### Required task
Please give the listing again in its entirety, exactly as written.

### Provided entries
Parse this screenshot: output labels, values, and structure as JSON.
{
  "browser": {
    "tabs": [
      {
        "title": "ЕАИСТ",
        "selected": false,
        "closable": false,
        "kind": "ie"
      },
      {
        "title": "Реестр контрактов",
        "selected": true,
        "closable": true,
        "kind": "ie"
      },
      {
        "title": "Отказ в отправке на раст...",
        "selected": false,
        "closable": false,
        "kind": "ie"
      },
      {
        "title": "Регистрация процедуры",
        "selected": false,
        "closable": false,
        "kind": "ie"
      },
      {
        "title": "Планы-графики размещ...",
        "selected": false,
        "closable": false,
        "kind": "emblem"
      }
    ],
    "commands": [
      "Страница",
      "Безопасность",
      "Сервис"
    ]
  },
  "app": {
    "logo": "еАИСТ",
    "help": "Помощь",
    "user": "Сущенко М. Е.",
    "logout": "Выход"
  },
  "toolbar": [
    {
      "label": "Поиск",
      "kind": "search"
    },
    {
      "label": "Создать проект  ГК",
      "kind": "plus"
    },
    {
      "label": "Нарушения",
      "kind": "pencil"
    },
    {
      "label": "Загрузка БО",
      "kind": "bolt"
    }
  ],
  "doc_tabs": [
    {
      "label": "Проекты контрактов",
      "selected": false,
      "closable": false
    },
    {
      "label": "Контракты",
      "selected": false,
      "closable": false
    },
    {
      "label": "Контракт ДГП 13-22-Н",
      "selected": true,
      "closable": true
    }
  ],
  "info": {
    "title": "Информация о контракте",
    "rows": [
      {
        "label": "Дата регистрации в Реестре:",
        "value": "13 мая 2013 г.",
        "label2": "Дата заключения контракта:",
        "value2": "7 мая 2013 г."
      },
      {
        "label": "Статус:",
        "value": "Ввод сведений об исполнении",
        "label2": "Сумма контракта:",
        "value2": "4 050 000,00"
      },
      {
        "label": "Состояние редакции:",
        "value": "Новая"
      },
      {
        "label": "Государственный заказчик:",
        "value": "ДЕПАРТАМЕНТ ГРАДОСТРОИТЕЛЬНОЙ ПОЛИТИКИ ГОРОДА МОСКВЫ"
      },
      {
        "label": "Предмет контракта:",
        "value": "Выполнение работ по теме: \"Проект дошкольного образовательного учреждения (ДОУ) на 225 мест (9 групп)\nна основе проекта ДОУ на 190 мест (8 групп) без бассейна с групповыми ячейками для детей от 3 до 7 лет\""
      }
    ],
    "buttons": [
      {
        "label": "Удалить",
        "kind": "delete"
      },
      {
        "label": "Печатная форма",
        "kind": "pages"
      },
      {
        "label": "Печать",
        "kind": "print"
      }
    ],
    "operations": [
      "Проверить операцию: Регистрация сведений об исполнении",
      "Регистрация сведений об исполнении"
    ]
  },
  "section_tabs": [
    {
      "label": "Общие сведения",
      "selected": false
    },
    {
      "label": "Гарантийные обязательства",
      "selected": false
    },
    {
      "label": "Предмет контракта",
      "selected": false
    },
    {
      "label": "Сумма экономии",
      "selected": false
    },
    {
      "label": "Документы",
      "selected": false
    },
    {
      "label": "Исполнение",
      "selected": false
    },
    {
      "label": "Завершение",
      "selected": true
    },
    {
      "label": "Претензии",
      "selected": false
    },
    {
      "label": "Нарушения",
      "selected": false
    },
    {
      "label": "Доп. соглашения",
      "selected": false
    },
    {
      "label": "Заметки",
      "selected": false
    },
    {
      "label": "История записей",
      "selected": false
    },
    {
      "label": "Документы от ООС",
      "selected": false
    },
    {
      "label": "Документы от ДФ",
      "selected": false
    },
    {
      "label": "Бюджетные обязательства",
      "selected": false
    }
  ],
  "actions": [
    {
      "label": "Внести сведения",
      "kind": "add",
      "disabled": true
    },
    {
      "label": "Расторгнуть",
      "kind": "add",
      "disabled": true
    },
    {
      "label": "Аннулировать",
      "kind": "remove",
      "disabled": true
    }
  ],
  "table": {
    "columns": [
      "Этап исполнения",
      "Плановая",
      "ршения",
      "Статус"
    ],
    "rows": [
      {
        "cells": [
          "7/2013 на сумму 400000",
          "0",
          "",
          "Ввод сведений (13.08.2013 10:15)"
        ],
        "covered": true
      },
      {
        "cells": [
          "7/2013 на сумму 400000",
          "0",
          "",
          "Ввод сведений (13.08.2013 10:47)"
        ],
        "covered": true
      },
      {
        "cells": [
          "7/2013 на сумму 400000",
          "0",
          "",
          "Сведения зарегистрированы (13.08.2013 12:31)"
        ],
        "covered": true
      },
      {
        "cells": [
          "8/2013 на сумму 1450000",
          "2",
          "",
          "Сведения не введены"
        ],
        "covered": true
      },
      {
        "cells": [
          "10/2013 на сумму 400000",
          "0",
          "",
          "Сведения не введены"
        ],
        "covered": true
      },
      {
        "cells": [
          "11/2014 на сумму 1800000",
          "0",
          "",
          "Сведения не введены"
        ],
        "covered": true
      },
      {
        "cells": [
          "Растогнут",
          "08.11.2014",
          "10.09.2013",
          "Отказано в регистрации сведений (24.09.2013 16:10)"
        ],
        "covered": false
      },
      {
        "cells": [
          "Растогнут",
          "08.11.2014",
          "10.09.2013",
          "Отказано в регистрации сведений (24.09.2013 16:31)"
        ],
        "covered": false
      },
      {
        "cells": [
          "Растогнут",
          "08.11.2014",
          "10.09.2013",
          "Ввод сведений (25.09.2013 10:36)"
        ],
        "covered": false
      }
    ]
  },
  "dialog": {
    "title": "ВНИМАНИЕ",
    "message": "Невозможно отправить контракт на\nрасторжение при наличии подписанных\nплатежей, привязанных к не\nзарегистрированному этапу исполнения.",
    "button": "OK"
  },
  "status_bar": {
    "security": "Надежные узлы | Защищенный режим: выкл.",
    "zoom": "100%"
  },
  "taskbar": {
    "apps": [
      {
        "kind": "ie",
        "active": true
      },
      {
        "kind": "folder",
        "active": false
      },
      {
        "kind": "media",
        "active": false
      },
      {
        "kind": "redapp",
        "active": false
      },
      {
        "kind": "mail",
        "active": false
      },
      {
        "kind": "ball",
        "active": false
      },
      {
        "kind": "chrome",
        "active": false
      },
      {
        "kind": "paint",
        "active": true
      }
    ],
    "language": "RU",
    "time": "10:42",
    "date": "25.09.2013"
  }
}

### Result of this task
Parse this screenshot: output labels, values, and structure as JSON.
{
  "browser": {
    "tabs": [
      {
        "title": "ЕАИСТ",
        "selected": false,
        "closable": false,
        "kind": "ie"
      },
      {
        "title": "Реестр контрактов",
        "selected": true,
        "closable": true,
        "kind": "ie"
      },
      {
        "title": "Отказ в отправке на раст...",
        "selected": false,
        "closable": false,
        "kind": "ie"
      },
      {
        "title": "Регистрация процедуры",
        "selected": false,
        "closable": false,
        "kind": "ie"
      },
      {
        "title": "Планы-графики размещ...",
        "selected": false,
        "closable": false,
        "kind": "emblem"
      }
    ],
    "commands": [
      "Страница",
      "Безопасность",
      "Сервис"
    ]
  },
  "app": {
    "logo": "еАИСТ",
    "help": "Помощь",
    "user": "Сущенко М. Е.",
    "logout": "Выход"
  },
  "toolbar": [
    {
      "label": "Поиск",
      "kind": "search"
    },
    {
      "label": "Создать проект  ГК",
      "kind": "plus"
    },
    {
      "label": "Нарушения",
      "kind": "pencil"
    },
    {
      "label": "Загрузка БО",
      "kind": "bolt"
    }
  ],
  "doc_tabs": [
    {
      "label": "Проекты контрактов",
      "selected": false,
      "closable": false
    },
    {
      "label": "Контракты",
      "selected": false,
      "closable": false
    },
    {
      "label": "Контракт ДГП 13-22-Н",
      "selected": true,
      "closable": true
    }
  ],
  "info": {
    "title": "Информация о контракте",
    "rows": [
      {
        "label": "Дата регистрации в Реестре:",
        "value": "13 мая 2013 г.",
        "label2": "Дата заключения контракта:",
        "value2": "7 мая 2013 г."
      },
      {
        "label": "Статус:",
        "value": "Ввод сведений об исполнении",
        "label2": "Сумма контракта:",
        "value2": "4 050 000,00"
      },
      {
        "label": "Состояние редакции:",
        "value": "Новая"
      },
      {
        "label": "Государственный заказчик:",
        "value": "ДЕПАРТАМЕНТ ГРАДОСТРОИТЕЛЬНОЙ ПОЛИТИКИ ГОРОДА МОСКВЫ"
      },
      {
        "label": "Предмет контракта:",
        "value": "Выполнение работ по теме: \"Проект дошкольного образовательного учреждения (ДОУ) на 225 мест (9 групп)\nна основе проекта ДОУ на 190 мест (8 групп) без бассейна с групповыми ячейками для детей от 3 до 7 лет\""
      }
    ],
    "buttons": [
      {
        "label": "Удалить",
        "kind": "delete"
      },
      {
        "label": "Печатная форма",
        "kind": "pages"
      },
      {
        "label": "Печать",
        "kind": "print"
      }
    ],
    "operations": [
      "Проверить операцию: Регистрация сведений об исполнении",
      "Регистрация сведений об исполнении"
    ]
  },
  "section_tabs": [
    {
      "label": "Общие сведения",
      "selected": false
    },
    {
      "label": "Гарантийные обязательства",
      "selected": false
    },
    {
      "label": "Предмет контракта",
      "selected": false
    },
    {
      "label": "Сумма экономии",
      "selected": false
    },
    {
      "label": "Документы",
      "selected": false
    },
    {
      "label": "Исполнение",
      "selected": false
    },
    {
      "label": "Завершение",
      "selected": true
    },
    {
      "label": "Претензии",
      "selected": false
    },
    {
      "label": "Нарушения",
      "selected": false
    },
    {
      "label": "Доп. соглашения",
      "selected": false
    },
    {
      "label": "Заметки",
      "selected": false
    },
    {
      "label": "История записей",
      "selected": false
    },
    {
      "label": "Документы от ООС",
      "selected": false
    },
    {
      "label": "Документы от ДФ",
      "selected": false
    },
    {
      "label": "Бюджетные обязательства",
      "selected": false
    }
  ],
  "actions": [
    {
      "label": "Внести сведения",
      "kind": "add",
      "disabled": true
    },
    {
      "label": "Расторгнуть",
      "kind": "add",
      "disabled": true
    },
    {
      "label": "Аннулировать",
      "kind": "remove",
      "disabled": true
    }
  ],
  "table": {
    "columns": [
      "Этап исполнения",
      "Плановая",
      "ршения",
      "Статус"
    ],
    "rows": [
      {
        "cells": [
          "7/2013 на сумму 400000",
          "0",
          "",
          "Ввод сведений (13.08.2013 10:15)"
        ],
        "covered": true
      },
      {
        "cells": [
          "7/2013 на сумму 400000",
          "0",
          "",
          "Ввод сведений (13.08.2013 10:47)"
        ],
        "covered": true
      },
      {
        "cells": [
          "7/2013 на сумму 400000",
          "0",
          "",
          "Сведения зарегистрированы (13.08.2013 12:31)"
        ],
        "covered": true
      },
      {
        "cells": [
          "8/2013 на сумму 1450000",
          "2",
          "",
          "Сведения не введены"
        ],
        "covered": true
      },
      {
        "cells": [
          "10/2013 на сумму 400000",
          "0",
          "",
          "Сведения не введены"
        ],
        "covered": true
      },
      {
        "cells": [
          "11/2014 на сумму 1800000",
          "0",
          "",
          "Сведения не введены"
        ],
        "covered": true
      },
      {
        "cells": [
          "Растогнут",
          "08.11.2014",
          "10.09.2013",
          "Отказано в регистрации сведений (24.09.2013 16:10)"
        ],
        "covered": false
      },
      {
        "cells": [
          "Растогнут",
          "08.11.2014",
          "10.09.2013",
          "Отказано в регистрации сведений (24.09.2013 16:31)"
        ],
        "covered": false
      },
      {
        "cells": [
          "Растогнут",
          "08.11.2014",
          "10.09.2013",
          "Ввод сведений (25.09.2013 10:36)"
        ],
        "covered": false
      }
    ]
  },
  "dialog": {
    "title": "ВНИМАНИЕ",
    "message": "Невозможно отправить контракт на\nрасторжение при наличии подписанных\nплатежей, привязанных к не\nзарегистрированному этапу исполнения.",
    "button": "OK"
  },
  "status_bar": {
    "security": "Надежные узлы | Защищенный режим: выкл.",
    "zoom": "100%"
  },
  "taskbar": {
    "apps": [
      {
        "kind": "ie",
        "active": true
      },
      {
        "kind": "folder",
        "active": false
      },
      {
        "kind": "media",
        "active": false
      },
      {
        "kind": "redapp",
        "active": false
      },
      {
        "kind": "mail",
        "active": false
      },
      {
        "kind": "ball",
        "active": false
      },
      {
        "kind": "chrome",
        "active": false
      },
      {
        "kind": "paint",
        "active": true
      }
    ],
    "language": "RU",
    "time": "10:42",
    "date": "25.09.2013"
  }
}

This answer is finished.